The request: Look for the string "placeholder" in every line, and copy each line that has it.

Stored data
────────────────
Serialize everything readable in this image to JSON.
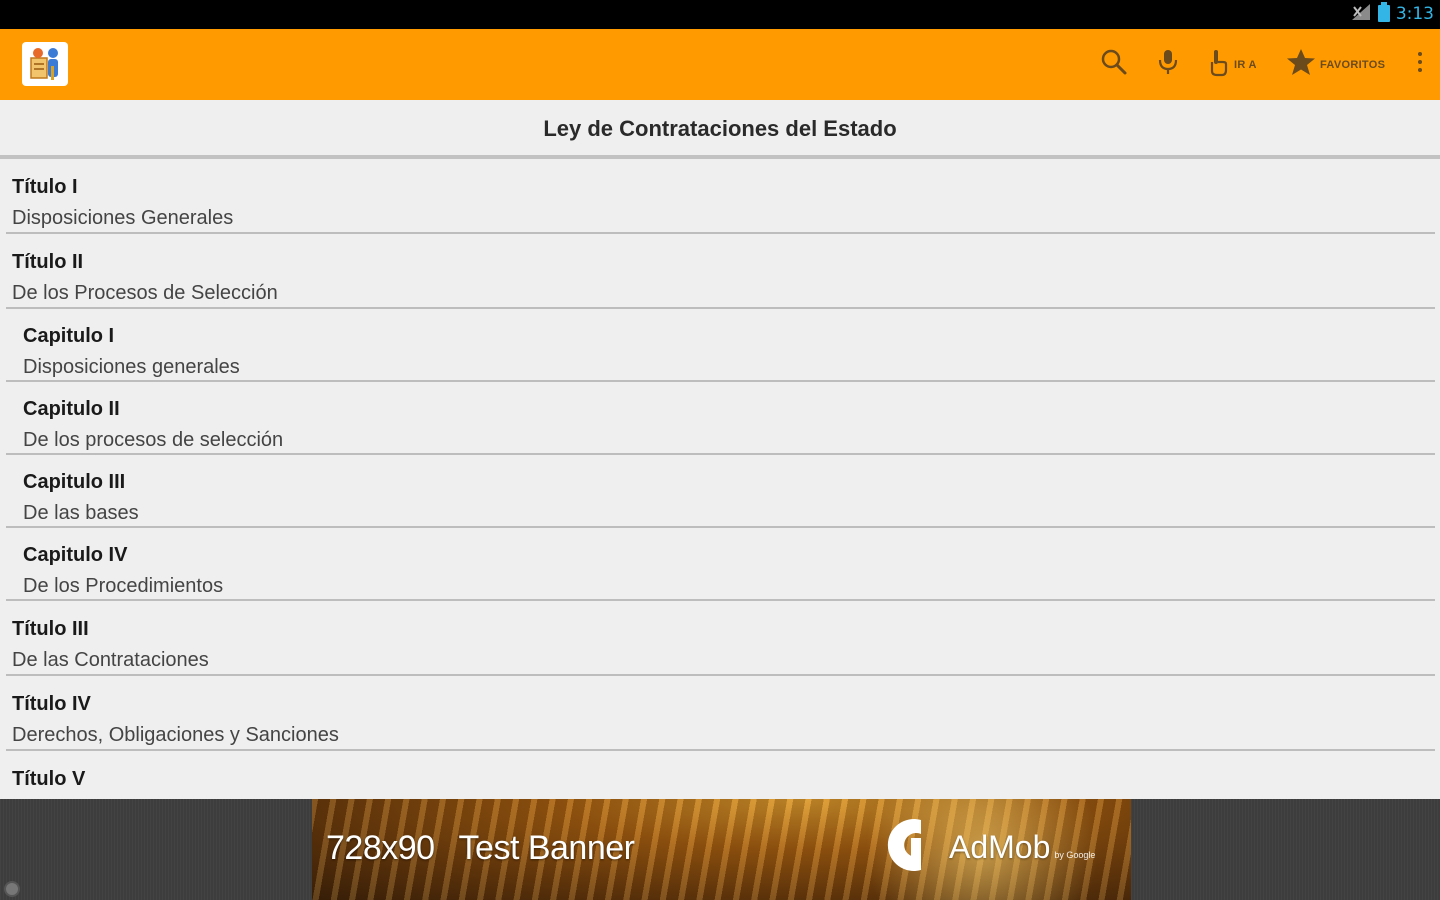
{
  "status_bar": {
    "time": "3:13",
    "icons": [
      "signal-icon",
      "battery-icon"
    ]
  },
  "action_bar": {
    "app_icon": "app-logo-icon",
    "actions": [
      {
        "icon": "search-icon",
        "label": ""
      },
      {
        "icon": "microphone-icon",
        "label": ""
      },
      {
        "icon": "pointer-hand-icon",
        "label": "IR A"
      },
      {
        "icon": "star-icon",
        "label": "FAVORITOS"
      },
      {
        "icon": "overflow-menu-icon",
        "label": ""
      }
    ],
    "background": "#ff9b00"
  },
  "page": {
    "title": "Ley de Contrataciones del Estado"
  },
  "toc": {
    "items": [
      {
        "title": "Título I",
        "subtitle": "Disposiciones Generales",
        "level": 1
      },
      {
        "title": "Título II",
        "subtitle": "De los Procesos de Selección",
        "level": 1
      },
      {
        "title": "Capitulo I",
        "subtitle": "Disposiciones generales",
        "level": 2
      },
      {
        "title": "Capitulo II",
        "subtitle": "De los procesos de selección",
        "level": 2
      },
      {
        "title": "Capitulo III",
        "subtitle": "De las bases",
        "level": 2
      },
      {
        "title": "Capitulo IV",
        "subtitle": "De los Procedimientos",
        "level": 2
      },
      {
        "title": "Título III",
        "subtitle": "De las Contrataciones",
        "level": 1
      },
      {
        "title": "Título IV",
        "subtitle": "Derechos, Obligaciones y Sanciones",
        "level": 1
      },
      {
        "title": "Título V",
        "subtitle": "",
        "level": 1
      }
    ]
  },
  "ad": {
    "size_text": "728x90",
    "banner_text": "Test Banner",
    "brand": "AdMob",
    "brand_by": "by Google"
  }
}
────────────────
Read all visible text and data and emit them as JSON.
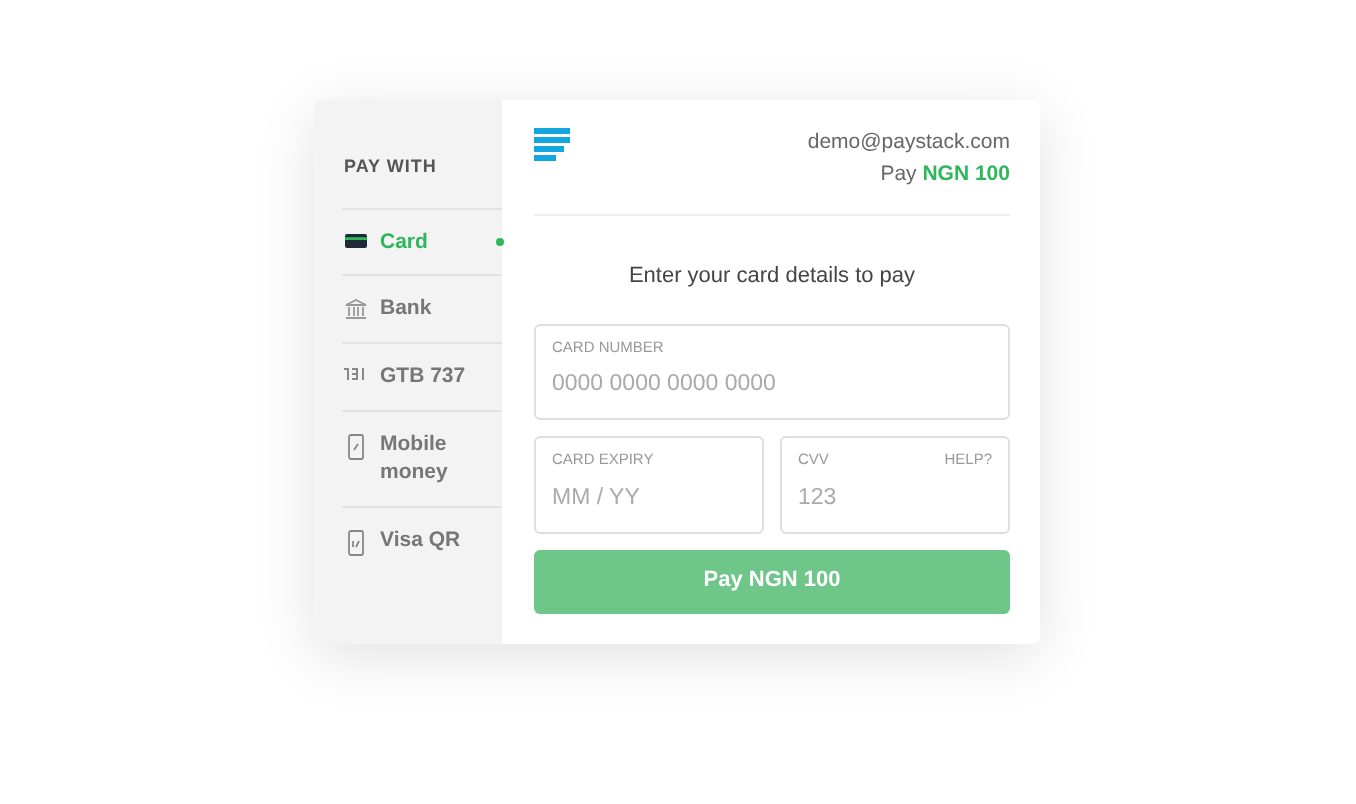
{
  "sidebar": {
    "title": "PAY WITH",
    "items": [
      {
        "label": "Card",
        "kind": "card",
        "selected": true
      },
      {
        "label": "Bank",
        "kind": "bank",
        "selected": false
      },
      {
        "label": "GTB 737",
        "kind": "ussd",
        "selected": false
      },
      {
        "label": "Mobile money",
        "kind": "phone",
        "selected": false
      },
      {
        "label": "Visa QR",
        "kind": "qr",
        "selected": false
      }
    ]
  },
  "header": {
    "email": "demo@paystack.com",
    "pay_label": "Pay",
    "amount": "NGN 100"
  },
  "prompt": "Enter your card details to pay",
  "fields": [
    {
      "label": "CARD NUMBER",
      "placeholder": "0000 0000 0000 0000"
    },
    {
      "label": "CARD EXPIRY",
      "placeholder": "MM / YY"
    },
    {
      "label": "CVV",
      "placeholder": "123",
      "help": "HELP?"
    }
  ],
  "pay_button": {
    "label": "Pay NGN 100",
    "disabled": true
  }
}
────────────────
Reply to the task:
      "placeholder": "0000 0000 0000 0000"
      "placeholder": "MM / YY"
      "placeholder": "123",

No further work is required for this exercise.